## [JOB]
Search the records for the word "this" and pick out every line that has it.

┌─ RECORDS SHOWN

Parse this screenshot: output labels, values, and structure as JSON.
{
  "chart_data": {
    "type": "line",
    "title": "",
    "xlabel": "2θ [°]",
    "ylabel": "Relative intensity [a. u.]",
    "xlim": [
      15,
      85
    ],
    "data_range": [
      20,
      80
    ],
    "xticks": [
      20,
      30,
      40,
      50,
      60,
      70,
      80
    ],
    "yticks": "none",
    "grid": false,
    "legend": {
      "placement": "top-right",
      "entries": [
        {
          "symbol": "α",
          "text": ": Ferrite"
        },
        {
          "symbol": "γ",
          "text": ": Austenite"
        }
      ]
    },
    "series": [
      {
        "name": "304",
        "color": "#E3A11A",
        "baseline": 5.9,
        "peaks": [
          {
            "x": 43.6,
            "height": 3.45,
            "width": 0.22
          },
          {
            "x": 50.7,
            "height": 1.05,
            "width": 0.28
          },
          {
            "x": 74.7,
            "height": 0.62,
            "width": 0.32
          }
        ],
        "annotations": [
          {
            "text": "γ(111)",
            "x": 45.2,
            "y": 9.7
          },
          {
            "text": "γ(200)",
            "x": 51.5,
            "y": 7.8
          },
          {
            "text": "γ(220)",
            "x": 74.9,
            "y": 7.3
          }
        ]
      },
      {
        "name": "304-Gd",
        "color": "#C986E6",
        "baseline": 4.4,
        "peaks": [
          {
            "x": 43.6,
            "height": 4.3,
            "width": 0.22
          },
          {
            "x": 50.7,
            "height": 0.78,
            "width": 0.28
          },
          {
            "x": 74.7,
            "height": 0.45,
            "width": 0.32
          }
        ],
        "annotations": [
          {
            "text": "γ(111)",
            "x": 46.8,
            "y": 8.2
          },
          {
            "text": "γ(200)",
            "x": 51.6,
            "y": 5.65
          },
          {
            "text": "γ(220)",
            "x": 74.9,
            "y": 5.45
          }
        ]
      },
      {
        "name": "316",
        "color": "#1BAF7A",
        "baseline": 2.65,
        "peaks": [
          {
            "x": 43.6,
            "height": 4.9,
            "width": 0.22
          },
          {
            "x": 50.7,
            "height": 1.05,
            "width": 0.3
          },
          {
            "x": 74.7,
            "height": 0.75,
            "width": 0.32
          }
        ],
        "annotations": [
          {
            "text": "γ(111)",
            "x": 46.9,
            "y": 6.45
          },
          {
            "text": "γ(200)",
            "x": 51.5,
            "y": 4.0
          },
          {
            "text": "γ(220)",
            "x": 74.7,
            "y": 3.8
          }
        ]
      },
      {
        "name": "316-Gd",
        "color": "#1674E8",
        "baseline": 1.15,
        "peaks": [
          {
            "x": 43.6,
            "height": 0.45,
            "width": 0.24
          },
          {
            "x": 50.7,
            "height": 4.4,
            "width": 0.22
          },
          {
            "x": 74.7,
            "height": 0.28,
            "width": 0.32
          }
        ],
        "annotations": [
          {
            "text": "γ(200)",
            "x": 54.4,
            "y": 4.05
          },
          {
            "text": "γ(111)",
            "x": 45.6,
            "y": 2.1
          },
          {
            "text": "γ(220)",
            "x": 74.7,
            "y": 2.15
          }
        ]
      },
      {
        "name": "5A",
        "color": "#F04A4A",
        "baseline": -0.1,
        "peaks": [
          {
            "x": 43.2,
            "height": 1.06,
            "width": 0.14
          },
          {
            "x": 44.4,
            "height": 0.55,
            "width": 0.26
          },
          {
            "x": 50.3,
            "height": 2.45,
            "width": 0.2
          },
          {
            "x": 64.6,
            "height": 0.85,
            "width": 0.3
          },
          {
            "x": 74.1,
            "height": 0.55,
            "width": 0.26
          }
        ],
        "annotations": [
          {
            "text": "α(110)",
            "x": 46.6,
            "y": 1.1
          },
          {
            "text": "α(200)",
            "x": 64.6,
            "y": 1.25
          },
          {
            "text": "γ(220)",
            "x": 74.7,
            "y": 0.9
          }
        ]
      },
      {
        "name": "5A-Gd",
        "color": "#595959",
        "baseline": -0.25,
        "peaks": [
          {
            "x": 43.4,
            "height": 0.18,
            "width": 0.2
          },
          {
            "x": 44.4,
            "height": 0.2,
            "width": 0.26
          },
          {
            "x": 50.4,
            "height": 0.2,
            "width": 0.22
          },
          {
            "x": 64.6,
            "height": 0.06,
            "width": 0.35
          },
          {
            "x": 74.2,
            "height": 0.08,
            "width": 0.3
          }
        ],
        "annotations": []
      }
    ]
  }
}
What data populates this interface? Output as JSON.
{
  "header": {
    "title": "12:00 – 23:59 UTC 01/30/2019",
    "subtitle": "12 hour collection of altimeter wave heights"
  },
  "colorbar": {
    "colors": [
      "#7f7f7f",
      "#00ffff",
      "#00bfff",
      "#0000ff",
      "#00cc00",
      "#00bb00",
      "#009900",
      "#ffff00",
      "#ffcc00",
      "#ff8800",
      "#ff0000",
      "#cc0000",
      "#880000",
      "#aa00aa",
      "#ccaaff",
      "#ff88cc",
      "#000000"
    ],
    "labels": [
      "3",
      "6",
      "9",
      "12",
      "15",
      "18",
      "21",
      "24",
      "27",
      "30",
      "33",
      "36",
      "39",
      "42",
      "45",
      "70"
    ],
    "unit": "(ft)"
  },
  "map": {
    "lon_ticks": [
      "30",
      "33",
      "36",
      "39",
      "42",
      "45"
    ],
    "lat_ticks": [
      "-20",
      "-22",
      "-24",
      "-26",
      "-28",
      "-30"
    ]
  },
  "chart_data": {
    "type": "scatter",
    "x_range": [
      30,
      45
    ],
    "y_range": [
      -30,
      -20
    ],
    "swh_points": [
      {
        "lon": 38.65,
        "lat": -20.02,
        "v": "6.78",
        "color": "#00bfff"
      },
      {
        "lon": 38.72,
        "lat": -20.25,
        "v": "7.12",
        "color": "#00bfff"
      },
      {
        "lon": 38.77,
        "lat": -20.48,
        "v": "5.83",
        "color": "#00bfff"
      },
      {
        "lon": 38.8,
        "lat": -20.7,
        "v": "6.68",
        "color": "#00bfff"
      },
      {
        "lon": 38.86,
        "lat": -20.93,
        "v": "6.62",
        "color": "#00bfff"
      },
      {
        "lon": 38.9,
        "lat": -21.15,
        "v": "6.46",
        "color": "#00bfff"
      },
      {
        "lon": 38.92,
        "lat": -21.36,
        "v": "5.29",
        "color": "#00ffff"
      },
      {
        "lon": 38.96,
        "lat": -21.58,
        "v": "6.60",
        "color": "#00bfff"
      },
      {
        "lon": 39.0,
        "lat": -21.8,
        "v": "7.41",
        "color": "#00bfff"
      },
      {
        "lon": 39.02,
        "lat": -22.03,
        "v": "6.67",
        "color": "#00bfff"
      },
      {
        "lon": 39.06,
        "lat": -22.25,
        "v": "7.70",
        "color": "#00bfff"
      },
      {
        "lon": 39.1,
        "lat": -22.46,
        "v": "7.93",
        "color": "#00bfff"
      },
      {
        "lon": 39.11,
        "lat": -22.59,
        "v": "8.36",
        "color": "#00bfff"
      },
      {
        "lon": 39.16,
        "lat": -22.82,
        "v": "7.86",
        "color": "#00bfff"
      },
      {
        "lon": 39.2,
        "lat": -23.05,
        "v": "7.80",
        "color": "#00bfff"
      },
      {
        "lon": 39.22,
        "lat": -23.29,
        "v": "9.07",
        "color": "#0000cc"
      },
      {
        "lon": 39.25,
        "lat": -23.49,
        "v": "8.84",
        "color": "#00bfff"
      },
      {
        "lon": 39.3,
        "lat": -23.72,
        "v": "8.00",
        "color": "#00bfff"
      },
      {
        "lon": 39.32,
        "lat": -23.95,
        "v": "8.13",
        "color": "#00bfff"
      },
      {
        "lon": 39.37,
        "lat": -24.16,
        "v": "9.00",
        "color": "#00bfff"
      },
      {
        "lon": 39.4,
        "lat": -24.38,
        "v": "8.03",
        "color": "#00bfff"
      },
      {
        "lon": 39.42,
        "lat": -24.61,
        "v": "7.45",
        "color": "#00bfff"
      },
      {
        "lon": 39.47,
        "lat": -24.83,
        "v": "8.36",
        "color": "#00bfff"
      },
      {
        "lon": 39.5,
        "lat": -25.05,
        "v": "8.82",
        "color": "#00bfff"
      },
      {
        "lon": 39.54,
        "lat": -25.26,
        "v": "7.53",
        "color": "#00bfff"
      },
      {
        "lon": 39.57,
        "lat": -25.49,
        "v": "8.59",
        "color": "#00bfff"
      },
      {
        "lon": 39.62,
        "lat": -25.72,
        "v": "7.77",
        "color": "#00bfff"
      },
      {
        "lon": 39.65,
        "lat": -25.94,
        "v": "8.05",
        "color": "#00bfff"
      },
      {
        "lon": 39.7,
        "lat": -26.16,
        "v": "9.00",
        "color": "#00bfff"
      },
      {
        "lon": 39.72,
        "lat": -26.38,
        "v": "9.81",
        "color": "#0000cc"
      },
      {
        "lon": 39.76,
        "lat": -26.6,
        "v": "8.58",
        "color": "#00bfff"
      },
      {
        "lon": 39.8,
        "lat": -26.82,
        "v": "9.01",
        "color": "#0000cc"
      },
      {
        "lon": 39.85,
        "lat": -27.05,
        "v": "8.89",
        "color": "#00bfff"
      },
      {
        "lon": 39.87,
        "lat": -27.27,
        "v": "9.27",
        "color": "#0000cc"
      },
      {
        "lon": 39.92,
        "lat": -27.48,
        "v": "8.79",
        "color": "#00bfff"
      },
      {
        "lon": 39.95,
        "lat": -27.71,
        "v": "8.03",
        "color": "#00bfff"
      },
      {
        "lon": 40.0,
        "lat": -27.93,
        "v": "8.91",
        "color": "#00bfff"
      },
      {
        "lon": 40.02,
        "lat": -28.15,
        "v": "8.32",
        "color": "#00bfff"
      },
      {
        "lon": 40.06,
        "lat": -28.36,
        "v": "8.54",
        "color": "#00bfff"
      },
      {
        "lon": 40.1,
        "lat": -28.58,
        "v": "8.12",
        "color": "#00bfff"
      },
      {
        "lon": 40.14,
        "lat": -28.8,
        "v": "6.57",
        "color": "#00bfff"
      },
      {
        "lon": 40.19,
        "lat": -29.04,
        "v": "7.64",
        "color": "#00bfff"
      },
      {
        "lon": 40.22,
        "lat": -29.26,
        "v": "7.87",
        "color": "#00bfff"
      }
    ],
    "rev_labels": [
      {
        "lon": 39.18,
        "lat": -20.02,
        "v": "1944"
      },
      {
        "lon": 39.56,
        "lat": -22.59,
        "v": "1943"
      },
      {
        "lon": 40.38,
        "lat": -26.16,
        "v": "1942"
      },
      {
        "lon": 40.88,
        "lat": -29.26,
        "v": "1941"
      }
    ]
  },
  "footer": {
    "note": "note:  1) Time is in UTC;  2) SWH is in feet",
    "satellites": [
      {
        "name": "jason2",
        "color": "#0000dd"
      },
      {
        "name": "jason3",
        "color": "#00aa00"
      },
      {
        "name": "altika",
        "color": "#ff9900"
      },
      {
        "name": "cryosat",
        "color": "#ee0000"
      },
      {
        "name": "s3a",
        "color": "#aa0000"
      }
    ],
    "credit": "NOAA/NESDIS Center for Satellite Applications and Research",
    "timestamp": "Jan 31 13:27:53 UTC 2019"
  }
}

└─

## [RESPONSE BELOW]
Parse this screenshot: output labels, values, and structure as JSON.
What data populates this interface? Output as JSON.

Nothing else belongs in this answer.